[Dataset entries on figures]
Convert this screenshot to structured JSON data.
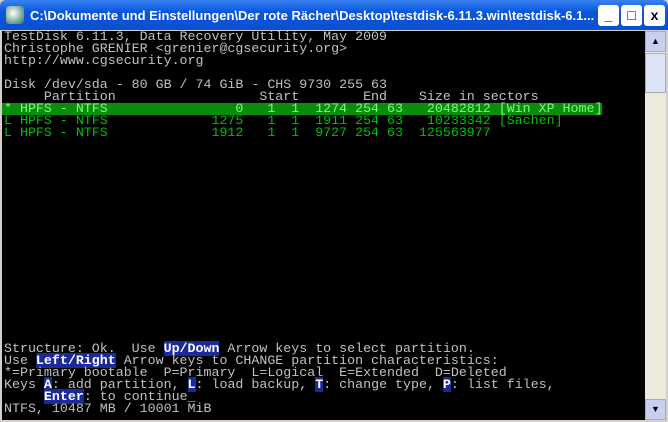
{
  "window": {
    "title": "C:\\Dokumente und Einstellungen\\Der rote Rächer\\Desktop\\testdisk-6.11.3.win\\testdisk-6.1...",
    "minimize": "_",
    "maximize": "□",
    "close": "x"
  },
  "terminal": {
    "header": [
      "TestDisk 6.11.3, Data Recovery Utility, May 2009",
      "Christophe GRENIER <grenier@cgsecurity.org>",
      "http://www.cgsecurity.org"
    ],
    "disk": "Disk /dev/sda - 80 GB / 74 GiB - CHS 9730 255 63",
    "columns": "     Partition                  Start        End    Size in sectors",
    "partitions": [
      "* HPFS - NTFS                0   1  1  1274 254 63   20482812 [Win XP Home]",
      "L HPFS - NTFS             1275   1  1  1911 254 63   10233342 [Sachen]",
      "L HPFS - NTFS             1912   1  1  9727 254 63  125563977"
    ],
    "footer": {
      "l1a": "Structure: Ok.  Use ",
      "l1k": "Up/Down",
      "l1b": " Arrow keys to select partition.",
      "l2a": "Use ",
      "l2k": "Left/Right",
      "l2b": " Arrow keys to CHANGE partition characteristics:",
      "l3": "*=Primary bootable  P=Primary  L=Logical  E=Extended  D=Deleted",
      "l4a": "Keys ",
      "l4k1": "A",
      "l4b": ": add partition, ",
      "l4k2": "L",
      "l4c": ": load backup, ",
      "l4k3": "T",
      "l4d": ": change type, ",
      "l4k4": "P",
      "l4e": ": list files,",
      "l5a": "     ",
      "l5k": "Enter",
      "l5b": ": to continue_",
      "l6": "NTFS, 10487 MB / 10001 MiB"
    }
  },
  "colors": {
    "selected_bg": "#0c8c0c",
    "partition_text": "#00c000",
    "terminal_bg": "#000000"
  }
}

■ **Task details**
Reproduce every line from the entries that holds the word "NTFS".

■ **The answer**
      "* HPFS - NTFS                0   1  1  1274 254 63   20482812 [Win XP Home]",
      "L HPFS - NTFS             1275   1  1  1911 254 63   10233342 [Sachen]",
      "L HPFS - NTFS             1912   1  1  9727 254 63  125563977"
      "l6": "NTFS, 10487 MB / 10001 MiB"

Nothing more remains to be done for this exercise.